(Some records)
------------------------------------------------------------
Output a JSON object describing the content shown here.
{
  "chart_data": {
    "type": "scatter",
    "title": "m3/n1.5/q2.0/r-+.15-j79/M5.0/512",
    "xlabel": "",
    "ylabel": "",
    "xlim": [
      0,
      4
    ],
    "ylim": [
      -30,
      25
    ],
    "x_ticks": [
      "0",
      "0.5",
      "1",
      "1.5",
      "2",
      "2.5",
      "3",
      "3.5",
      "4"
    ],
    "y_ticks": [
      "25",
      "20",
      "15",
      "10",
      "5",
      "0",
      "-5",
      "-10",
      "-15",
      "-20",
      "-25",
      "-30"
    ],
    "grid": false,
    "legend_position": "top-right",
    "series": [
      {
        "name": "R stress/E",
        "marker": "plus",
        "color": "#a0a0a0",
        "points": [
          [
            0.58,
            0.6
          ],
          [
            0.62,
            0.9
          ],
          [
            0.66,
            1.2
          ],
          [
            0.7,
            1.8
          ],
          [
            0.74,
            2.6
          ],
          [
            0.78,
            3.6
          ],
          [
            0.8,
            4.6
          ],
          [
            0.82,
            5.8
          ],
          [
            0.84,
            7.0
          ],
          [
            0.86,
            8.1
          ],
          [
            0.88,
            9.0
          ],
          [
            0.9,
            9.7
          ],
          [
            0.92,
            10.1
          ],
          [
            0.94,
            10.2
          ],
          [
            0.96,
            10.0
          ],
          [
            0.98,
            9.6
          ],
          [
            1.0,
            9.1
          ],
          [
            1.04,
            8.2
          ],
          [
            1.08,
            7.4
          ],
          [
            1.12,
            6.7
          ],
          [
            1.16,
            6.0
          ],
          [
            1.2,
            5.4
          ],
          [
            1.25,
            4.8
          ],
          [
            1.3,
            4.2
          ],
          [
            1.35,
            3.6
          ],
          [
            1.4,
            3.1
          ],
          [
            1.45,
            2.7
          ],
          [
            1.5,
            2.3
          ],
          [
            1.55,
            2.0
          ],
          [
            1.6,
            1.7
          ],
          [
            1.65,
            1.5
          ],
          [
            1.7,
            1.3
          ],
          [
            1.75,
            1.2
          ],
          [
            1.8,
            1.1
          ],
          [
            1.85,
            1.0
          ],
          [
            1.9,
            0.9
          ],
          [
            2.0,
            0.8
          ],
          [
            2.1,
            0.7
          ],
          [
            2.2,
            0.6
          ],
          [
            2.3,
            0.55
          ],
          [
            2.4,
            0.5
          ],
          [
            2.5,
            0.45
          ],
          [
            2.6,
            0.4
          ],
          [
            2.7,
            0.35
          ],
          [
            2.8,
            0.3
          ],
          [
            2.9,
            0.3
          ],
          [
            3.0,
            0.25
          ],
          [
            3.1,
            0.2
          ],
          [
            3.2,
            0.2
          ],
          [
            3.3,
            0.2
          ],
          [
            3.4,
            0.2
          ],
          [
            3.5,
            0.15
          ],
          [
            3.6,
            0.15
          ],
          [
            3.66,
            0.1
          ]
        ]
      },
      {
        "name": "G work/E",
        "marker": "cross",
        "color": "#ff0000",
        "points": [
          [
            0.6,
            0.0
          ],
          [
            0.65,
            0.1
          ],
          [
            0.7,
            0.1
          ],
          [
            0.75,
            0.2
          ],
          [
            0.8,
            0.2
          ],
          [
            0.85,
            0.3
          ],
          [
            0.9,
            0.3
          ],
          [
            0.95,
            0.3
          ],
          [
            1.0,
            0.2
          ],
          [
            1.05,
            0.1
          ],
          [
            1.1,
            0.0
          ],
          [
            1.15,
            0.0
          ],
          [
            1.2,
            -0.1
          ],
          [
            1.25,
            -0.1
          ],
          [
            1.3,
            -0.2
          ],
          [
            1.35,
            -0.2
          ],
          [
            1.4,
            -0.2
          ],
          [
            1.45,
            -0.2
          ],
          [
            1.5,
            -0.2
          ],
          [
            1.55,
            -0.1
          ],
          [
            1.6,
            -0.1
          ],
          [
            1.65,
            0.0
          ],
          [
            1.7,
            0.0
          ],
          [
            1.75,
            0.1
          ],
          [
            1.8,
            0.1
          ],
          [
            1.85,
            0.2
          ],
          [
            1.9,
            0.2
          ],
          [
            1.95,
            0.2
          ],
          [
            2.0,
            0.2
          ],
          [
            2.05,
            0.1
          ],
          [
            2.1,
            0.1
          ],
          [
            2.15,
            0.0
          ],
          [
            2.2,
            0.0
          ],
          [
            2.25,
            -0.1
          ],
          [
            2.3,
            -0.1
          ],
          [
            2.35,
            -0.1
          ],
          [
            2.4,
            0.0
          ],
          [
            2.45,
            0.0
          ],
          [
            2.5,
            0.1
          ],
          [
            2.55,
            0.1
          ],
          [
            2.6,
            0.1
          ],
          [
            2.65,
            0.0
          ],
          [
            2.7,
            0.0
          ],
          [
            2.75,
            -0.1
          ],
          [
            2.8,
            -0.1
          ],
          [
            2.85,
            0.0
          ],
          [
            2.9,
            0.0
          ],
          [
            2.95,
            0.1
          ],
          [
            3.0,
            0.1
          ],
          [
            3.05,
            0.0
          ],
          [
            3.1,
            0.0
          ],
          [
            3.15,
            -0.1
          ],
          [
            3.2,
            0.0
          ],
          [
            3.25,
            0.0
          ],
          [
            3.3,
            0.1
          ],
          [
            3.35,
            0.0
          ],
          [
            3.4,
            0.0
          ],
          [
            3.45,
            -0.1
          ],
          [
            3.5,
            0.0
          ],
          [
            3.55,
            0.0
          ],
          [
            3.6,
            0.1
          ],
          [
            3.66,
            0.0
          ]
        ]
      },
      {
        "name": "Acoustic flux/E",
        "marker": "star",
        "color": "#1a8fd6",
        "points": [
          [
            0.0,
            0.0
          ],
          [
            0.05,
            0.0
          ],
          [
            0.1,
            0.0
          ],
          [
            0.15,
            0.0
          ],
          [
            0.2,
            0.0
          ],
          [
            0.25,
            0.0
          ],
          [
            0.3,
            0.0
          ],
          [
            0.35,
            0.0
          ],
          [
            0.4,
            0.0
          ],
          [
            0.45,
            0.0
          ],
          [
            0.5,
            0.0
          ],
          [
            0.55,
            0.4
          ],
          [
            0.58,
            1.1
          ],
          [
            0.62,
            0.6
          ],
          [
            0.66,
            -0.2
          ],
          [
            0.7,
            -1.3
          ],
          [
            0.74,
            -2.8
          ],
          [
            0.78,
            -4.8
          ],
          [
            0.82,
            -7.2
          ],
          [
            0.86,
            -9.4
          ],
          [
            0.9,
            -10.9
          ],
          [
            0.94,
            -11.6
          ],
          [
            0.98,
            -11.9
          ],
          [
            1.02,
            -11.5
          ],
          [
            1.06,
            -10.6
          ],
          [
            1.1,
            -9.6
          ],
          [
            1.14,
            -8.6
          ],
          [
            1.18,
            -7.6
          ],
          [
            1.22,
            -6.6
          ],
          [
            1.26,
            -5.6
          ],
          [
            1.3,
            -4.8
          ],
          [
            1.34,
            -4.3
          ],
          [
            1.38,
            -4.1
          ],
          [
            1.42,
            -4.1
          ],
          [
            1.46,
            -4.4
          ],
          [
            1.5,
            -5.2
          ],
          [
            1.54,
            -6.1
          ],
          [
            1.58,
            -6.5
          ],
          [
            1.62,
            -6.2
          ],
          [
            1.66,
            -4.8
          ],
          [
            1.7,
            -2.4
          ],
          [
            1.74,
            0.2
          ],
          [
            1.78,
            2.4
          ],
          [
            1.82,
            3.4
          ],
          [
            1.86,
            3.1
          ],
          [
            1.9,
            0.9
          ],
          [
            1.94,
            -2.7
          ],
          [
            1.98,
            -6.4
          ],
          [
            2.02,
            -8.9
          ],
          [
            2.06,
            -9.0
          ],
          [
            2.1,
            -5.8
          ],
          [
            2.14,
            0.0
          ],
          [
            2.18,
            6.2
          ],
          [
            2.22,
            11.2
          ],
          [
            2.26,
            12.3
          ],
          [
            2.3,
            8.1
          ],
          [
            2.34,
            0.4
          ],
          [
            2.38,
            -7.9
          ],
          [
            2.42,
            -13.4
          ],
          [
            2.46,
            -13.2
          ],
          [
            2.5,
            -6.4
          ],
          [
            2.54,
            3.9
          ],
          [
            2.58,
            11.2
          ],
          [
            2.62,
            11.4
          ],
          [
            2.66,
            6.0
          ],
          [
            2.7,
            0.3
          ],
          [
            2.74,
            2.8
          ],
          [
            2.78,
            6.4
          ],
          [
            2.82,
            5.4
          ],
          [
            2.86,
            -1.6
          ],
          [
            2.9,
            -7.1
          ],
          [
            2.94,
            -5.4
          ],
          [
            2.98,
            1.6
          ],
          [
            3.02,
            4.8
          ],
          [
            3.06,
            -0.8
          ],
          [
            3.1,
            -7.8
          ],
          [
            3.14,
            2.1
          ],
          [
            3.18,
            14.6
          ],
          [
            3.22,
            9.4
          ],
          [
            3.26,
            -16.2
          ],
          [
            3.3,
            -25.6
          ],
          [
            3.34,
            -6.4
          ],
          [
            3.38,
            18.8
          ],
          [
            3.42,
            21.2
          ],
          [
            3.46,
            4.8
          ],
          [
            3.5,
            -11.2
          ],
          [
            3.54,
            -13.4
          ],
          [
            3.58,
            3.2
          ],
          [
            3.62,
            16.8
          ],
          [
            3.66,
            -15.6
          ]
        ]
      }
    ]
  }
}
------------------------------------------------------------
Copy out each line in the preceding records that contains "name".

▶ _Output for this task_:
        "name": "R stress/E",
        "name": "G work/E",
        "name": "Acoustic flux/E",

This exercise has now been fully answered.